[begin DATASET EXTRACT]
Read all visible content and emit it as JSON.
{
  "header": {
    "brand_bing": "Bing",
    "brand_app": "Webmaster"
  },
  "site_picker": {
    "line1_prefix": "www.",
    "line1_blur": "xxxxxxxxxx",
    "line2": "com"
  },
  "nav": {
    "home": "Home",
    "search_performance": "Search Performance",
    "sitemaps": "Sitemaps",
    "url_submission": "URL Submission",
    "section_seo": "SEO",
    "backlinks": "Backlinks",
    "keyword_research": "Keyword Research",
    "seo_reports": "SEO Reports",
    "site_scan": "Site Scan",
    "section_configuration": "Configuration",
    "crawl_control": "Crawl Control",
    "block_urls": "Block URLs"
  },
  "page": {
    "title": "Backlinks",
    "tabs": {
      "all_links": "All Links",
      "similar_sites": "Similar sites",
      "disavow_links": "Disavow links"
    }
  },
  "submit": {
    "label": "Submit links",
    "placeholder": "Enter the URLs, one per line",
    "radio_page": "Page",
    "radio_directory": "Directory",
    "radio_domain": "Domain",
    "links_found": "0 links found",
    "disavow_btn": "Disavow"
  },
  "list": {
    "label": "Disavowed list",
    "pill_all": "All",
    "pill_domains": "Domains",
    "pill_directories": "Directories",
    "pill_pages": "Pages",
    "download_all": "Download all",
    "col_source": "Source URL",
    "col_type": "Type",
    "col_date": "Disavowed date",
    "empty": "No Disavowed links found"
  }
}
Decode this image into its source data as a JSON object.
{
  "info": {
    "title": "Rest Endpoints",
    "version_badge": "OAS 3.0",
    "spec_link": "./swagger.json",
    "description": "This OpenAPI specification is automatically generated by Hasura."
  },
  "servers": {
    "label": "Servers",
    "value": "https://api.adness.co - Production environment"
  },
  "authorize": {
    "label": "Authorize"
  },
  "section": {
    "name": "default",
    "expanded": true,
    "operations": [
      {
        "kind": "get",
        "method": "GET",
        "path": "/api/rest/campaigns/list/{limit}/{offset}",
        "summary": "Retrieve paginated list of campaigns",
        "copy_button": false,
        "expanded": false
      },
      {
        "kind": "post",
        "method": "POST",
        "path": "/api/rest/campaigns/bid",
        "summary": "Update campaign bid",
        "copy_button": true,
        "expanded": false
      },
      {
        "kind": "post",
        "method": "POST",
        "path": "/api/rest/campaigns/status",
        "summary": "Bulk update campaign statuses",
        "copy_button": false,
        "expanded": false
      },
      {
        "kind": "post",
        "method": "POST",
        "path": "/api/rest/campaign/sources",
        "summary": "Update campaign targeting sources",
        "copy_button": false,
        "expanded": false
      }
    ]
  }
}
[end DATASET EXTRACT]
[WORK REQUIRED] Quote the entire listing above exactly.

[ANSWER FOR THIS EXERCISE]
Read all visible content and emit it as JSON.
{
  "header": {
    "brand_bing": "Bing",
    "brand_app": "Webmaster"
  },
  "site_picker": {
    "line1_prefix": "www.",
    "line1_blur": "xxxxxxxxxx",
    "line2": "com"
  },
  "nav": {
    "home": "Home",
    "search_performance": "Search Performance",
    "sitemaps": "Sitemaps",
    "url_submission": "URL Submission",
    "section_seo": "SEO",
    "backlinks": "Backlinks",
    "keyword_research": "Keyword Research",
    "seo_reports": "SEO Reports",
    "site_scan": "Site Scan",
    "section_configuration": "Configuration",
    "crawl_control": "Crawl Control",
    "block_urls": "Block URLs"
  },
  "page": {
    "title": "Backlinks",
    "tabs": {
      "all_links": "All Links",
      "similar_sites": "Similar sites",
      "disavow_links": "Disavow links"
    }
  },
  "submit": {
    "label": "Submit links",
    "placeholder": "Enter the URLs, one per line",
    "radio_page": "Page",
    "radio_directory": "Directory",
    "radio_domain": "Domain",
    "links_found": "0 links found",
    "disavow_btn": "Disavow"
  },
  "list": {
    "label": "Disavowed list",
    "pill_all": "All",
    "pill_domains": "Domains",
    "pill_directories": "Directories",
    "pill_pages": "Pages",
    "download_all": "Download all",
    "col_source": "Source URL",
    "col_type": "Type",
    "col_date": "Disavowed date",
    "empty": "No Disavowed links found"
  }
}
Decode this image into its source data as a JSON object.
{
  "info": {
    "title": "Rest Endpoints",
    "version_badge": "OAS 3.0",
    "spec_link": "./swagger.json",
    "description": "This OpenAPI specification is automatically generated by Hasura."
  },
  "servers": {
    "label": "Servers",
    "value": "https://api.adness.co - Production environment"
  },
  "authorize": {
    "label": "Authorize"
  },
  "section": {
    "name": "default",
    "expanded": true,
    "operations": [
      {
        "kind": "get",
        "method": "GET",
        "path": "/api/rest/campaigns/list/{limit}/{offset}",
        "summary": "Retrieve paginated list of campaigns",
        "copy_button": false,
        "expanded": false
      },
      {
        "kind": "post",
        "method": "POST",
        "path": "/api/rest/campaigns/bid",
        "summary": "Update campaign bid",
        "copy_button": true,
        "expanded": false
      },
      {
        "kind": "post",
        "method": "POST",
        "path": "/api/rest/campaigns/status",
        "summary": "Bulk update campaign statuses",
        "copy_button": false,
        "expanded": false
      },
      {
        "kind": "post",
        "method": "POST",
        "path": "/api/rest/campaign/sources",
        "summary": "Update campaign targeting sources",
        "copy_button": false,
        "expanded": false
      }
    ]
  }
}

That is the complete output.